WHAT NEEDS TO BE DONE:
Would you set down every entry shown below, precisely as written?

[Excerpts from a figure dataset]
(begin)
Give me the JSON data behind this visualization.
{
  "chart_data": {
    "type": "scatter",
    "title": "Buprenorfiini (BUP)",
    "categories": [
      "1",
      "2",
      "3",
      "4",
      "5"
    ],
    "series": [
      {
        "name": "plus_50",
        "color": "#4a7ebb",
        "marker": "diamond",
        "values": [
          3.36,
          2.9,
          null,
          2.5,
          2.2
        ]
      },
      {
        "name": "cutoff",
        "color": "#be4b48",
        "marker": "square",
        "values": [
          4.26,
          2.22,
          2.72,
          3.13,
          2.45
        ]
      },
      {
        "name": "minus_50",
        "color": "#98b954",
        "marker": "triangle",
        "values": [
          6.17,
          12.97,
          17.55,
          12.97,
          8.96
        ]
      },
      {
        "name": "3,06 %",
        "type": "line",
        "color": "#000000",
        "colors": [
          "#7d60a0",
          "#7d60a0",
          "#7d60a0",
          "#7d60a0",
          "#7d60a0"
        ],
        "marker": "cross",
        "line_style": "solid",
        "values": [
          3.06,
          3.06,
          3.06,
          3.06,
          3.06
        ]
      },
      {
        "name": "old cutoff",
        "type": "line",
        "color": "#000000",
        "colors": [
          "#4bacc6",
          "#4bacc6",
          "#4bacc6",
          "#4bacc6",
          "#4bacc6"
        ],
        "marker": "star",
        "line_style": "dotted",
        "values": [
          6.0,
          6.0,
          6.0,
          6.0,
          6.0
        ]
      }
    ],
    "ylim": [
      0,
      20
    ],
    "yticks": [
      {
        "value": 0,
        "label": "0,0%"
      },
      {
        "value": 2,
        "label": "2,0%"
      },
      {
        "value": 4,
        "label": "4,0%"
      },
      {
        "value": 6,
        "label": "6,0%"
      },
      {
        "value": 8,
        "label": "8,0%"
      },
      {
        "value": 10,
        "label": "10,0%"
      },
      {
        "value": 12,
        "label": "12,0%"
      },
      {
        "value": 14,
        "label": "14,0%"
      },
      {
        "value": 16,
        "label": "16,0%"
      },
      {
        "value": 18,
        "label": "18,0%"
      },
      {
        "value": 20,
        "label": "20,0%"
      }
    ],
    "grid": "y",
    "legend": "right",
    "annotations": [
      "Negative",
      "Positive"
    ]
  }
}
(end)
EXERCISE RESULT:
Give me the JSON data behind this visualization.
{
  "chart_data": {
    "type": "scatter",
    "title": "Buprenorfiini (BUP)",
    "categories": [
      "1",
      "2",
      "3",
      "4",
      "5"
    ],
    "series": [
      {
        "name": "plus_50",
        "color": "#4a7ebb",
        "marker": "diamond",
        "values": [
          3.36,
          2.9,
          null,
          2.5,
          2.2
        ]
      },
      {
        "name": "cutoff",
        "color": "#be4b48",
        "marker": "square",
        "values": [
          4.26,
          2.22,
          2.72,
          3.13,
          2.45
        ]
      },
      {
        "name": "minus_50",
        "color": "#98b954",
        "marker": "triangle",
        "values": [
          6.17,
          12.97,
          17.55,
          12.97,
          8.96
        ]
      },
      {
        "name": "3,06 %",
        "type": "line",
        "color": "#000000",
        "colors": [
          "#7d60a0",
          "#7d60a0",
          "#7d60a0",
          "#7d60a0",
          "#7d60a0"
        ],
        "marker": "cross",
        "line_style": "solid",
        "values": [
          3.06,
          3.06,
          3.06,
          3.06,
          3.06
        ]
      },
      {
        "name": "old cutoff",
        "type": "line",
        "color": "#000000",
        "colors": [
          "#4bacc6",
          "#4bacc6",
          "#4bacc6",
          "#4bacc6",
          "#4bacc6"
        ],
        "marker": "star",
        "line_style": "dotted",
        "values": [
          6.0,
          6.0,
          6.0,
          6.0,
          6.0
        ]
      }
    ],
    "ylim": [
      0,
      20
    ],
    "yticks": [
      {
        "value": 0,
        "label": "0,0%"
      },
      {
        "value": 2,
        "label": "2,0%"
      },
      {
        "value": 4,
        "label": "4,0%"
      },
      {
        "value": 6,
        "label": "6,0%"
      },
      {
        "value": 8,
        "label": "8,0%"
      },
      {
        "value": 10,
        "label": "10,0%"
      },
      {
        "value": 12,
        "label": "12,0%"
      },
      {
        "value": 14,
        "label": "14,0%"
      },
      {
        "value": 16,
        "label": "16,0%"
      },
      {
        "value": 18,
        "label": "18,0%"
      },
      {
        "value": 20,
        "label": "20,0%"
      }
    ],
    "grid": "y",
    "legend": "right",
    "annotations": [
      "Negative",
      "Positive"
    ]
  }
}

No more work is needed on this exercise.